══ FRAGMENTO DEL TEXTO

Puede que sea Maite el personaje central del relato, favorecido por una actuación de notable intensidad y equilibrio en la dosificación de una personalidad gobernada por el encanto social y el carácter fuerte de quien se sabe exigida por la ausencia de su cuñada (de la que mencionan defectos y excesos) y el cariño por la sobrina. Pero hay más que eso. Las tensiones con su pareja, un argentino, y con Iñaki (Manuel Garcés, Valladolid, 1973) el hermano, son constantes y de por medio está la herencia del departamento familiar en que todos se reúnen los domingos para el almuerzo, preparado por la dulce y reposada abuela, cuya madura sensatez reforzará la vocación de Aitana.
Tan calibrado, cotidiano y emocionante relato de vidas de provincia resulta diáfano como el neutro lenguaje cinematográfico empleado para expresarlo. Exceptuados los ocasionales contrastes lumínicos y el cuidado naturalismo de algunas escenas (que hace brillar a un conjunto de actuaciones perfectas), el relato fluye sin tropiezos, trampas ni trucos y parece desprenderse con toda su gracia de las acciones domésticas de los personajes. Ahí se nota la sobria eficacia de la escuela televisiva de la que proviene la directora, lo que permite una narración que no impone una identificación única al espectador. Pueda que sea la mejor de las posibilidades para asomarse a contemplar una experiencia tan ajena, como la que puede ser hoy la de una vocación religiosa de una adolescente, en un contexto tan particular como el de una ciudad de provincia española contemporánea.

════

CONSIGNA>
¿Puedes prolongar la reseña sobre la vocación de Aitana a partir de su última oración? Los ítems no hacen falta para resolver esta consigna.

══ DATOS MOSTRADOS

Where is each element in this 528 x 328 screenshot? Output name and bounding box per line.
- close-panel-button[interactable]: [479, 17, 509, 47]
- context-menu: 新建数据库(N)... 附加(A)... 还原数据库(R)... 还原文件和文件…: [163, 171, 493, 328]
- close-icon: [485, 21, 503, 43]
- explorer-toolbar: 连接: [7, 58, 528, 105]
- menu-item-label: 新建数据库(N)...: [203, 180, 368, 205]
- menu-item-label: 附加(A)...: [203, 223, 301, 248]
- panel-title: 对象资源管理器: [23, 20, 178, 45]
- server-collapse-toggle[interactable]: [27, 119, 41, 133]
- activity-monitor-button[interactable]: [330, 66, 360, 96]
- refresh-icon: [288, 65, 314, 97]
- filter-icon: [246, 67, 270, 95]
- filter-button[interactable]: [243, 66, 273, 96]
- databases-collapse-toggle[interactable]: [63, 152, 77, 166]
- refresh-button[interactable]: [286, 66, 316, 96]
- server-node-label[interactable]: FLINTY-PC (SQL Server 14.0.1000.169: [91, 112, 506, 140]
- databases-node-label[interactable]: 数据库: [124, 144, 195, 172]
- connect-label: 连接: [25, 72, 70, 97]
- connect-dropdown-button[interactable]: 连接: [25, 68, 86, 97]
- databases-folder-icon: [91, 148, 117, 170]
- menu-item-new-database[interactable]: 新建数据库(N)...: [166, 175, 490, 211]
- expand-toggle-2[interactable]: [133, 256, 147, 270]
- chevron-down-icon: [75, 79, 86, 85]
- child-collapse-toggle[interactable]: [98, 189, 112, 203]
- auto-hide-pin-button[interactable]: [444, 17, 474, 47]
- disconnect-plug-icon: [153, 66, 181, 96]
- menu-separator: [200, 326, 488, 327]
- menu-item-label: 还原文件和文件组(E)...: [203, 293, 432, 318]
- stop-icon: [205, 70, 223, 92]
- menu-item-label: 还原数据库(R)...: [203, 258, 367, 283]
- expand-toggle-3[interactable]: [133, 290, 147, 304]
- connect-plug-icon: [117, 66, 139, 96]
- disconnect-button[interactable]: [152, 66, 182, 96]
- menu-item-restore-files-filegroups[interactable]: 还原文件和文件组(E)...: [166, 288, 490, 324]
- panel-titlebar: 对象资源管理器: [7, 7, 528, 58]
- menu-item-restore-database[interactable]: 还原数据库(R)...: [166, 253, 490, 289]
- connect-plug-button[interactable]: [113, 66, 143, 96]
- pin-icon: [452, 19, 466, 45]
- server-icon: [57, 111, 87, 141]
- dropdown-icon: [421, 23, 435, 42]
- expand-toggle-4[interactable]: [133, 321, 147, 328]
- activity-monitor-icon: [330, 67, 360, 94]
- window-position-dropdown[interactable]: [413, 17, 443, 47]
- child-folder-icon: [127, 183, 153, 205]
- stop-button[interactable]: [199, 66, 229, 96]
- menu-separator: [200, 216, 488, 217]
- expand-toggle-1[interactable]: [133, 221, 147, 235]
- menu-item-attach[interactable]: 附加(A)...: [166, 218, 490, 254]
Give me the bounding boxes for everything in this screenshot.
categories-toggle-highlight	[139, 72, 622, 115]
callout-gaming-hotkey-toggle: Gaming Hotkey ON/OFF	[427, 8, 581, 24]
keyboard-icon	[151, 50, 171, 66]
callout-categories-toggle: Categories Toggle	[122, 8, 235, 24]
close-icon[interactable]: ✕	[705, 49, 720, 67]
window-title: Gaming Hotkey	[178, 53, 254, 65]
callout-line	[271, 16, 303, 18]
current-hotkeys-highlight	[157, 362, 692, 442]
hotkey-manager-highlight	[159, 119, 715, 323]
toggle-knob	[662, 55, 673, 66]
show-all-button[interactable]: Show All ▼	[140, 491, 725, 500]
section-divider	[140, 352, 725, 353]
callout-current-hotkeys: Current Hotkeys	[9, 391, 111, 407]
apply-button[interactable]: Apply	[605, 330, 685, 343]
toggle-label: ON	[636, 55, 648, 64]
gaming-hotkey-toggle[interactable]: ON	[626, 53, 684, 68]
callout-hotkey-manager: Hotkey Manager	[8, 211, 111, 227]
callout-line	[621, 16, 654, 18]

════

RESPUESTA DEL EJERCICIO>
EL MODELO AUSTEN
Quizás no sea casual que Maite sea vasca, como el modelo literario del que parece provenir: La tía Tula, esa famosa novela de Unamuno, en que la solterona y reprimida tía, se transforma en madre de su sobrina evitando el matrimonio con el cuñado viudo. Virgen y Madre, como lo exige la religión. Sólo que Maite es más moderna, vive con un argentino y tiene un hijo, pero igualmente forma parte del diseño de una clase social, una idiosincrasia, una ideología y una cultura de las relaciones personales con fuertes memorias patriarcales y latentes resentimientos femeninos. Es probable que la lectura de las tan apreciadas novelas de Jane Austen, tengan en estos personajes femeninos a sus referentes más directos.
(Algo de eso parece impregnar a la anciana María Ángeles, protagonista de Calle Málaga (2025) con que la realizadora marroquí Maryam Touzani (El caftán azul) permite el lucimiento de Carmen Maura, solitaria viuda en Tánger obligada a cambiar de domicilio por causa de una hija ávida de euros).

El asunto de la vocación religiosa de Ainara será el catalizador de la tensión larvada entre Maite e Iñaki. Dudas, temores y también auténtico cariño por la chica se esgrimen para evitar su inminente ingreso al convento. Cada uno busca la mejor estrategia. Iñaki tiene nueva pareja y Maite, casi como acto reflejo, comienza a distanciarse de su compañero extranjero.
Solo al final habrá un evidente recurso de montaje en acciones paralelas, que romperá la invisibilidad del lenguaje cinematográfico para evidenciar los contrastes de un mundo secularizado en el que las mujeres parecen recurrir a concesiones que les garanticen una seguridad y proyección a futuro… mientras los hombres…
Casi se desearía ver la continuación de la historia de estos humanísimos personajes.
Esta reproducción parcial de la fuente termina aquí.